- [What you have to do]:
Transcribe the records that follow, preserving every word.

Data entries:

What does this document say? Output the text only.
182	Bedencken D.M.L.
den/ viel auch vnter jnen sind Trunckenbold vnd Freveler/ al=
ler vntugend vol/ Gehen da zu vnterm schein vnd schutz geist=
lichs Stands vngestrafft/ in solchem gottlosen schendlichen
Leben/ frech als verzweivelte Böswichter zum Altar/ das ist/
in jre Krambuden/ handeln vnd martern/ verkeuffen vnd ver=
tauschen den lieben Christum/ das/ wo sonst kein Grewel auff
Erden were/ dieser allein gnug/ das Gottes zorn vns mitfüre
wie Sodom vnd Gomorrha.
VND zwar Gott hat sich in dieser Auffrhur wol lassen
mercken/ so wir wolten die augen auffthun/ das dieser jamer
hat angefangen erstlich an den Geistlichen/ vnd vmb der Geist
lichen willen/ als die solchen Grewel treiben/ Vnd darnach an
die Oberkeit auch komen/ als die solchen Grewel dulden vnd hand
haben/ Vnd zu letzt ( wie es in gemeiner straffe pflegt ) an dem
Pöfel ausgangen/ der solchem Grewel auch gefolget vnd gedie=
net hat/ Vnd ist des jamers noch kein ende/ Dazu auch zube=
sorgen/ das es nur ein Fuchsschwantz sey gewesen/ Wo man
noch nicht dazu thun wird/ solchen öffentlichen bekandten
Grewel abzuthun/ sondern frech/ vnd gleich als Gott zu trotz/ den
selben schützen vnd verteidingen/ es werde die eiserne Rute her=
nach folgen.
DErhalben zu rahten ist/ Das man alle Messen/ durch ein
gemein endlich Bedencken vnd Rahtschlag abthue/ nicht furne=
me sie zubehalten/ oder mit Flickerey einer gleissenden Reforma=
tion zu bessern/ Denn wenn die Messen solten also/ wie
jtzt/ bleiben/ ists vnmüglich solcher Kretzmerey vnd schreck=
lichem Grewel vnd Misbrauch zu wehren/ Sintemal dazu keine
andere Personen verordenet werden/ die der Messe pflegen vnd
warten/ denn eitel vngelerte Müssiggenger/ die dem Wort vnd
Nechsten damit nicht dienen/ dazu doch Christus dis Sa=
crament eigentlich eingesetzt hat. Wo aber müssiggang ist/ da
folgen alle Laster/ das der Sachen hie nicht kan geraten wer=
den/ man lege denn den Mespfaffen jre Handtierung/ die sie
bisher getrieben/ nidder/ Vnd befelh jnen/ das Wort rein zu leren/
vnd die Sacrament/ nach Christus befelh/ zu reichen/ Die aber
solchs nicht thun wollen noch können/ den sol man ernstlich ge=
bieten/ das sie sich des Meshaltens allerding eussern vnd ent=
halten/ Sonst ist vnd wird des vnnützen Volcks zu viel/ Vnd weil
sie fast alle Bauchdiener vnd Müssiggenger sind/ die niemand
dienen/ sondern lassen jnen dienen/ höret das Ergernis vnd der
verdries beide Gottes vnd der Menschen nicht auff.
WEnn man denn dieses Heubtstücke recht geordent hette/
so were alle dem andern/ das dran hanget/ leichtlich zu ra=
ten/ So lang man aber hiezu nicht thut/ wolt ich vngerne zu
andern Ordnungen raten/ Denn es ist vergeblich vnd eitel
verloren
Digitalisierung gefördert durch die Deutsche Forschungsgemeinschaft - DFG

- [Answer to this task]:
What does this document say? Output the text only.
182	Bedencken D.M.L.
den/ viel auch vnter jnen sind Trunckenbold vnd Freveler/ al=
ler vntugend vol/ Gehen da zu vnterm schein vnd schutz geist=
lichs Stands vngestrafft/ in solchem gottlosen schendlichen
Leben/ frech als verzweivelte Böswichter zum Altar/ das ist/
in jre Krambuden/ handeln vnd martern/ verkeuffen vnd ver=
tauschen den lieben Christum/ das/ wo sonst kein Grewel auff
Erden were/ dieser allein gnug/ das Gottes zorn vns mitfüre
wie Sodom vnd Gomorrha.
VND zwar Gott hat sich in dieser Auffrhur wol lassen
mercken/ so wir wolten die augen auffthun/ das dieser jamer
hat angefangen erstlich an den Geistlichen/ vnd vmb der Geist
lichen willen/ als die solchen Grewel treiben/ Vnd darnach an
die Oberkeit auch komen/ als die solchen Grewel dulden vnd hand
haben/ Vnd zu letzt ( wie es in gemeiner straffe pflegt ) an dem
Pöfel ausgangen/ der solchem Grewel auch gefolget vnd gedie=
net hat/ Vnd ist des jamers noch kein ende/ Dazu auch zube=
sorgen/ das es nur ein Fuchsschwantz sey gewesen/ Wo man
noch nicht dazu thun wird/ solchen öffentlichen bekandten
Grewel abzuthun/ sondern frech/ vnd gleich als Gott zu trotz/ den
selben schützen vnd verteidingen/ es werde die eiserne Rute her=
nach folgen.
DErhalben zu rahten ist/ Das man alle Messen/ durch ein
gemein endlich Bedencken vnd Rahtschlag abthue/ nicht furne=
me sie zubehalten/ oder mit Flickerey einer gleissenden Reforma=
tion zu bessern/ Denn wenn die Messen solten also/ wie
jtzt/ bleiben/ ists vnmüglich solcher Kretzmerey vnd schreck=
lichem Grewel vnd Misbrauch zu wehren/ Sintemal dazu keine
andere Personen verordenet werden/ die der Messe pflegen vnd
warten/ denn eitel vngelerte Müssiggenger/ die dem Wort vnd
Nechsten damit nicht dienen/ dazu doch Christus dis Sa=
crament eigentlich eingesetzt hat. Wo aber müssiggang ist/ da
folgen alle Laster/ das der Sachen hie nicht kan geraten wer=
den/ man lege denn den Mespfaffen jre Handtierung/ die sie
bisher getrieben/ nidder/ Vnd befelh jnen/ das Wort rein zu leren/
vnd die Sacrament/ nach Christus befelh/ zu reichen/ Die aber
solchs nicht thun wollen noch können/ den sol man ernstlich ge=
bieten/ das sie sich des Meshaltens allerding eussern vnd ent=
halten/ Sonst ist vnd wird des vnnützen Volcks zu viel/ Vnd weil
sie fast alle Bauchdiener vnd Müssiggenger sind/ die niemand
dienen/ sondern lassen jnen dienen/ höret das Ergernis vnd der
verdries beide Gottes vnd der Menschen nicht auff.
WEnn man denn dieses Heubtstücke recht geordent hette/
so were alle dem andern/ das dran hanget/ leichtlich zu ra=
ten/ So lang man aber hiezu nicht thut/ wolt ich vngerne zu
andern Ordnungen raten/ Denn es ist vergeblich vnd eitel
verloren
Digitalisierung gefördert durch die Deutsche Forschungsgemeinschaft - DFG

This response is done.